Begin
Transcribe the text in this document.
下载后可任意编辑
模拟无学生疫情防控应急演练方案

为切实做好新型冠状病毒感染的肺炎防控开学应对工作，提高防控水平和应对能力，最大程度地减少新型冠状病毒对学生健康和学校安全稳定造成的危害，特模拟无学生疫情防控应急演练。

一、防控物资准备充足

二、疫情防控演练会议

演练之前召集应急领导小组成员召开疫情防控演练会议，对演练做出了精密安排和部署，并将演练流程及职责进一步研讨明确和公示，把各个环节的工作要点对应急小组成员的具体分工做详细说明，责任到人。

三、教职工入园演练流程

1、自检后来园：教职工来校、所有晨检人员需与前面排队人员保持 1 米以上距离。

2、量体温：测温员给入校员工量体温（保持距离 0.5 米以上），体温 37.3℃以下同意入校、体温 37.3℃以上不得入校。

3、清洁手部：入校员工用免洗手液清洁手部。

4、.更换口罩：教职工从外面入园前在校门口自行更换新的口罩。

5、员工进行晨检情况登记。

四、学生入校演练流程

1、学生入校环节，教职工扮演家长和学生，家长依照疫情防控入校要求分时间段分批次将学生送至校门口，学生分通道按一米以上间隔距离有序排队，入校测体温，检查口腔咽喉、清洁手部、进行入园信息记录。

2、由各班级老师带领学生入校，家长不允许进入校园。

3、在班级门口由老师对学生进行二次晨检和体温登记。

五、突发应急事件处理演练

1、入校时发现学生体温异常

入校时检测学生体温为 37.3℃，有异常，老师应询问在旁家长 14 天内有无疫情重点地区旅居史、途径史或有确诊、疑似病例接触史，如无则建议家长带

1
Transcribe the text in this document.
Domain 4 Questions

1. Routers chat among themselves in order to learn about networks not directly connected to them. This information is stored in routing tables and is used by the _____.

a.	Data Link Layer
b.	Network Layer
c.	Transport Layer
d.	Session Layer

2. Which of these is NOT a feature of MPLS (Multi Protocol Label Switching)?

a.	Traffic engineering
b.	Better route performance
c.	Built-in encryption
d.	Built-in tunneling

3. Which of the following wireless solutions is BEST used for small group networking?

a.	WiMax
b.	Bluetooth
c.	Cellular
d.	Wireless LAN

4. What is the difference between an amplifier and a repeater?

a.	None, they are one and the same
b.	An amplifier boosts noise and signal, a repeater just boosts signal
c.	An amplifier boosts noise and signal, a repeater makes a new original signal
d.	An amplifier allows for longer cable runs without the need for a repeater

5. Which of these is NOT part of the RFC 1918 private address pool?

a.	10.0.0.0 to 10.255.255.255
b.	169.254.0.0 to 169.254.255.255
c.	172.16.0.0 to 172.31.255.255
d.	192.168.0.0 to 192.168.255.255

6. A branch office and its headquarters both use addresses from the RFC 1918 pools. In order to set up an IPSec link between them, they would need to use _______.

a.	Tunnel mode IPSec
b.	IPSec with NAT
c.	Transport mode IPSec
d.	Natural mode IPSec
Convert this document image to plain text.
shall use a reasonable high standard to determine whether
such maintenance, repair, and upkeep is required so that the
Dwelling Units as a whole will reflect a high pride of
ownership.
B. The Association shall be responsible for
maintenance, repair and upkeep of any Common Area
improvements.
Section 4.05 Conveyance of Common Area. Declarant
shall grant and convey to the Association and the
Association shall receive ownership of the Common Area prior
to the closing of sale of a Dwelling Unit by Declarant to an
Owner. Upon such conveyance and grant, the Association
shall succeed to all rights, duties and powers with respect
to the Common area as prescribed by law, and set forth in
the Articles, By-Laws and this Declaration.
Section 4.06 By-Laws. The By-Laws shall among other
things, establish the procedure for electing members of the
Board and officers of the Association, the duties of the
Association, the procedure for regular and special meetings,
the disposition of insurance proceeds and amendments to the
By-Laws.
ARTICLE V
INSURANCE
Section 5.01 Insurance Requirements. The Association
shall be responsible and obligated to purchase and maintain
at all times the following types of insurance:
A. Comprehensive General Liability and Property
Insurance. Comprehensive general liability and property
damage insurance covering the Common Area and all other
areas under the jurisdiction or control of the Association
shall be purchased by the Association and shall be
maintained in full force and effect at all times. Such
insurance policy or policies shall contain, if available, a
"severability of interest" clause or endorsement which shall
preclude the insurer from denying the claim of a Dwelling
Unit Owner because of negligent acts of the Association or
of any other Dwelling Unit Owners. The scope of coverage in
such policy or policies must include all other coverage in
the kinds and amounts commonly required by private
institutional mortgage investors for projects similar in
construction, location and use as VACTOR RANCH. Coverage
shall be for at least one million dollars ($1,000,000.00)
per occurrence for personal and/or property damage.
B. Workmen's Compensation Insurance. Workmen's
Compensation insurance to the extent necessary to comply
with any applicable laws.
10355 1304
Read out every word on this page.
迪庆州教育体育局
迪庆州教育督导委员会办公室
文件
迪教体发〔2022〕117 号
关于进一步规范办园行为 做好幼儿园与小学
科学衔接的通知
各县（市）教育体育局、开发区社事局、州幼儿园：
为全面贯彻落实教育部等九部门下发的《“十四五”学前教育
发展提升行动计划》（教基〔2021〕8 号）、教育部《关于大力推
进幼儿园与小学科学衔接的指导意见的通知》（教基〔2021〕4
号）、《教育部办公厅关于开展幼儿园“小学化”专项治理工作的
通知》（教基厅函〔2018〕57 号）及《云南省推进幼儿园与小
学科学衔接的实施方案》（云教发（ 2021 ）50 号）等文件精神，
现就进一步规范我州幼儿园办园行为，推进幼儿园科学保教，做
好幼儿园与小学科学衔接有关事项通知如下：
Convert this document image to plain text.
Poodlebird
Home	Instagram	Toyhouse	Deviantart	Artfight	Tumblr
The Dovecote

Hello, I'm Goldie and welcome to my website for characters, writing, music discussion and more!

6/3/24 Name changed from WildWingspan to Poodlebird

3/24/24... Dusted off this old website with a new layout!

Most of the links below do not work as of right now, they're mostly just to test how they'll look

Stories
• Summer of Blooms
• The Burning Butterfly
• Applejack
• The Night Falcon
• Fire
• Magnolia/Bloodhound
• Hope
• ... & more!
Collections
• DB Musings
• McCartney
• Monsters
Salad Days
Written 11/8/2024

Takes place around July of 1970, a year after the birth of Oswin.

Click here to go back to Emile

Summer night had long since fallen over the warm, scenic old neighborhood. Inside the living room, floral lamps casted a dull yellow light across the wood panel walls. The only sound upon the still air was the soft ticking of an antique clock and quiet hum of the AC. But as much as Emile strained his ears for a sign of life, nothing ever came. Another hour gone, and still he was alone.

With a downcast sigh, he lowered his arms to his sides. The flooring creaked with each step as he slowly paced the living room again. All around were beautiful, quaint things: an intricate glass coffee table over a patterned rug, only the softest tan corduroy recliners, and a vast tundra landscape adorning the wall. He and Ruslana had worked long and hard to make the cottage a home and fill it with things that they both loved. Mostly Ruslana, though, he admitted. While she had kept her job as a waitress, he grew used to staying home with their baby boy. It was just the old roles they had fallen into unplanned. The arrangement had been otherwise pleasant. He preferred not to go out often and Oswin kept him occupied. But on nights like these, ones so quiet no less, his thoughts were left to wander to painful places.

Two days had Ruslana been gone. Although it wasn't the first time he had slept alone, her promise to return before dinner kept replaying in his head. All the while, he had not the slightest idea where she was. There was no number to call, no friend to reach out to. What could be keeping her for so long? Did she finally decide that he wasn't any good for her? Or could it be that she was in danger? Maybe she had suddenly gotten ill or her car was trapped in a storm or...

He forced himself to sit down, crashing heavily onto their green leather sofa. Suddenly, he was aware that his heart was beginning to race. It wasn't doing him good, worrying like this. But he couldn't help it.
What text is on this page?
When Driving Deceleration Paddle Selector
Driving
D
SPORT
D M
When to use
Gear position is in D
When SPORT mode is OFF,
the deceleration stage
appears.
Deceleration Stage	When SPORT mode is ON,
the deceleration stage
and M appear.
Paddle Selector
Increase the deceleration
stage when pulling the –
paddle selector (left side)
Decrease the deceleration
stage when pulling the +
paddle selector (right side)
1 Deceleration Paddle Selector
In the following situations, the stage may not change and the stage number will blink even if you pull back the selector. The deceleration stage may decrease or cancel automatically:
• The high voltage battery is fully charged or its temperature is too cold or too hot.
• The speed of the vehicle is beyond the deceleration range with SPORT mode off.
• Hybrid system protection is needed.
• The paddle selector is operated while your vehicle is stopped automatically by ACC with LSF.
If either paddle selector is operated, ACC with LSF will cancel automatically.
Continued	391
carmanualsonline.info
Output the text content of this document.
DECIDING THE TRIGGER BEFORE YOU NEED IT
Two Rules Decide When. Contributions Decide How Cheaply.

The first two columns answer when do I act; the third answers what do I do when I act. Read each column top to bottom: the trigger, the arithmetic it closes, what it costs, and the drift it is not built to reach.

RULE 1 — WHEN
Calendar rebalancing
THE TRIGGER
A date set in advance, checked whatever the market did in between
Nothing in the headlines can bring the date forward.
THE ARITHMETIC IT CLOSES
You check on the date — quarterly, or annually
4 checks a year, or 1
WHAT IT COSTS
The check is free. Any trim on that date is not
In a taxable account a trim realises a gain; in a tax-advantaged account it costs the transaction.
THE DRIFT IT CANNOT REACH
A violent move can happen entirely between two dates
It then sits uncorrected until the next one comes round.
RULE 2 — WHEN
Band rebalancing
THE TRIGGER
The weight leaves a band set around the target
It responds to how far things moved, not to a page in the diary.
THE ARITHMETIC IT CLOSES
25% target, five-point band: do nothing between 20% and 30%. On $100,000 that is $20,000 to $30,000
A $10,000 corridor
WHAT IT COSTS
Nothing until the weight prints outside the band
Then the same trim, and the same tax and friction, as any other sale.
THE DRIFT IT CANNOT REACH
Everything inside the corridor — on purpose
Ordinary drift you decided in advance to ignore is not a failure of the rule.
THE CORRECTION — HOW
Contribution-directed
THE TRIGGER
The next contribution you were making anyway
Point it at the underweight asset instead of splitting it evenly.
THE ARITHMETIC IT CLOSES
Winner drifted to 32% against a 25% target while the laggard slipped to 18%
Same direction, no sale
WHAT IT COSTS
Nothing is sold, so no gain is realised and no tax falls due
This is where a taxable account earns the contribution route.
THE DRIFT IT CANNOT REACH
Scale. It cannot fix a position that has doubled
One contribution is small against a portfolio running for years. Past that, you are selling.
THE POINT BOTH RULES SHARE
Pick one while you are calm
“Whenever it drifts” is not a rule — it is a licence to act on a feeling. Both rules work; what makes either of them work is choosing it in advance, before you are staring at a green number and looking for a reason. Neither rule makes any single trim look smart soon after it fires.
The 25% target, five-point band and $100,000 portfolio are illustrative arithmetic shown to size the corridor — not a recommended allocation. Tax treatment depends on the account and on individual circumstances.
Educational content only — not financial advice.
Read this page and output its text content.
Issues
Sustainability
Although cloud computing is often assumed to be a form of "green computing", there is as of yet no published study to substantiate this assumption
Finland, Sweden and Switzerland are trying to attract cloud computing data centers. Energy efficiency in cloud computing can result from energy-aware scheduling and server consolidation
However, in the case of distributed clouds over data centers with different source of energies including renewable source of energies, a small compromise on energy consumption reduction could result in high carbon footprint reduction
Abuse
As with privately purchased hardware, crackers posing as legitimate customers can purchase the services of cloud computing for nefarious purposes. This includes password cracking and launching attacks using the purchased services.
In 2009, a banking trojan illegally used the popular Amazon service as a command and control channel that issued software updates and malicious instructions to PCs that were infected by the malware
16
End
GOAL –
The required output is the number of lines containing the word "policies", and nothing besides.

TASK SOLUTION –
2